▸ Task objective
Set down every line of the records below word for word, omitting the pictures.

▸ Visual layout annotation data
######

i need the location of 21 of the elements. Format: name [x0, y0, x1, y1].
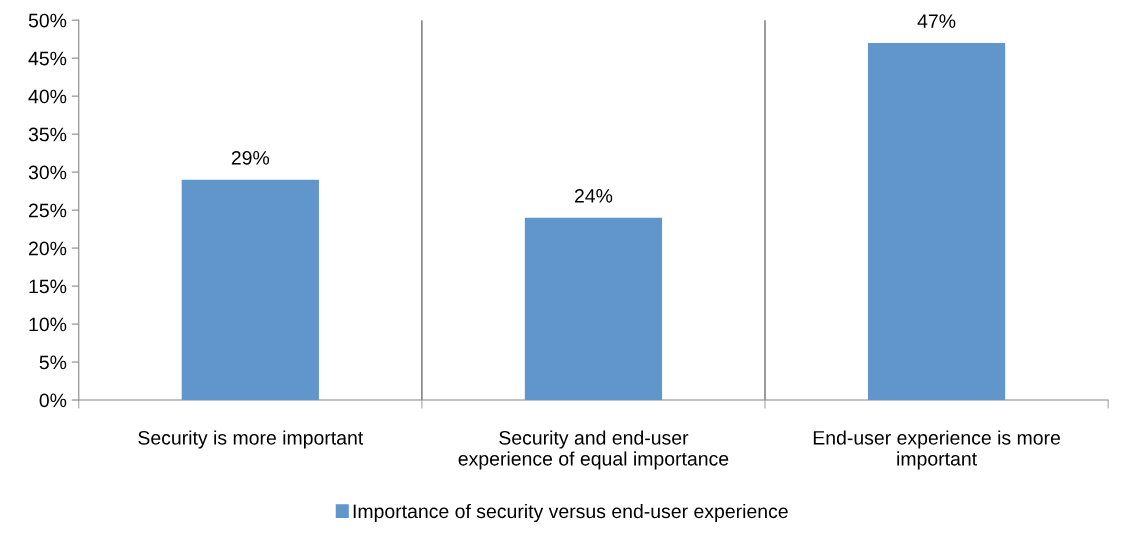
legend-label: Importance of security versus end-user experience	[353, 503, 788, 523]
y-tick-label: 30%	[28, 165, 67, 180]
x-tick-label: Security and end-user experience of equal importance	[458, 430, 729, 470]
bar	[524, 217, 663, 401]
bar	[181, 179, 319, 401]
x-tick-label: Security is more important	[138, 430, 364, 449]
y-tick-label: 25%	[29, 203, 67, 218]
data-label: 24%	[574, 188, 613, 203]
y-tick-label: 35%	[28, 127, 67, 142]
data-label: 29%	[231, 150, 270, 165]
data-label: 47%	[917, 14, 956, 28]
y-tick-label: 45%	[28, 51, 67, 66]
y-tick-label: 20%	[29, 241, 67, 256]
x-tick-label: End-user experience is more important	[813, 430, 1060, 470]
y-tick-label: 40%	[28, 89, 67, 104]
bar	[867, 42, 1006, 401]
y-tick-label: 0%	[39, 393, 67, 408]
y-tick-label: 5%	[39, 355, 67, 370]
y-tick-label: 50%	[28, 13, 67, 28]
y-tick-label: 15%	[29, 279, 67, 294]
y-tick-label: 10%	[29, 317, 67, 332]
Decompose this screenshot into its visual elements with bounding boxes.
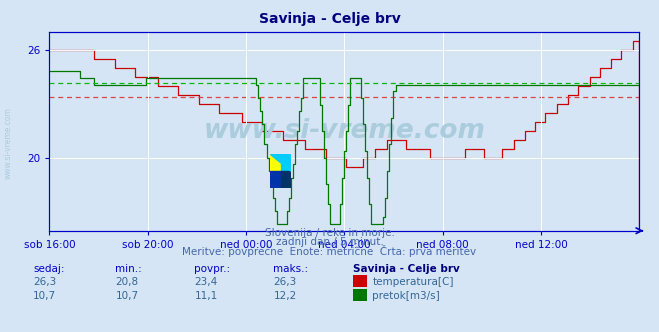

######

▸ The reply
i need the location of 21 of the elements. Format: name [x0, y0, x1, y1].
legend-label: Importance of security versus end-user experience	[353, 503, 788, 523]
y-tick-label: 30%	[28, 165, 67, 180]
x-tick-label: Security and end-user experience of equal importance	[458, 430, 729, 470]
bar	[524, 217, 663, 401]
bar	[181, 179, 319, 401]
x-tick-label: Security is more important	[138, 430, 364, 449]
y-tick-label: 25%	[29, 203, 67, 218]
data-label: 24%	[574, 188, 613, 203]
y-tick-label: 35%	[28, 127, 67, 142]
data-label: 29%	[231, 150, 270, 165]
data-label: 47%	[917, 14, 956, 28]
y-tick-label: 45%	[28, 51, 67, 66]
y-tick-label: 20%	[29, 241, 67, 256]
x-tick-label: End-user experience is more important	[813, 430, 1060, 470]
y-tick-label: 40%	[28, 89, 67, 104]
bar	[867, 42, 1006, 401]
y-tick-label: 0%	[39, 393, 67, 408]
y-tick-label: 5%	[39, 355, 67, 370]
y-tick-label: 50%	[28, 13, 67, 28]
y-tick-label: 15%	[29, 279, 67, 294]
y-tick-label: 10%	[29, 317, 67, 332]
Decompose this screenshot into its visual elements with bounding boxes.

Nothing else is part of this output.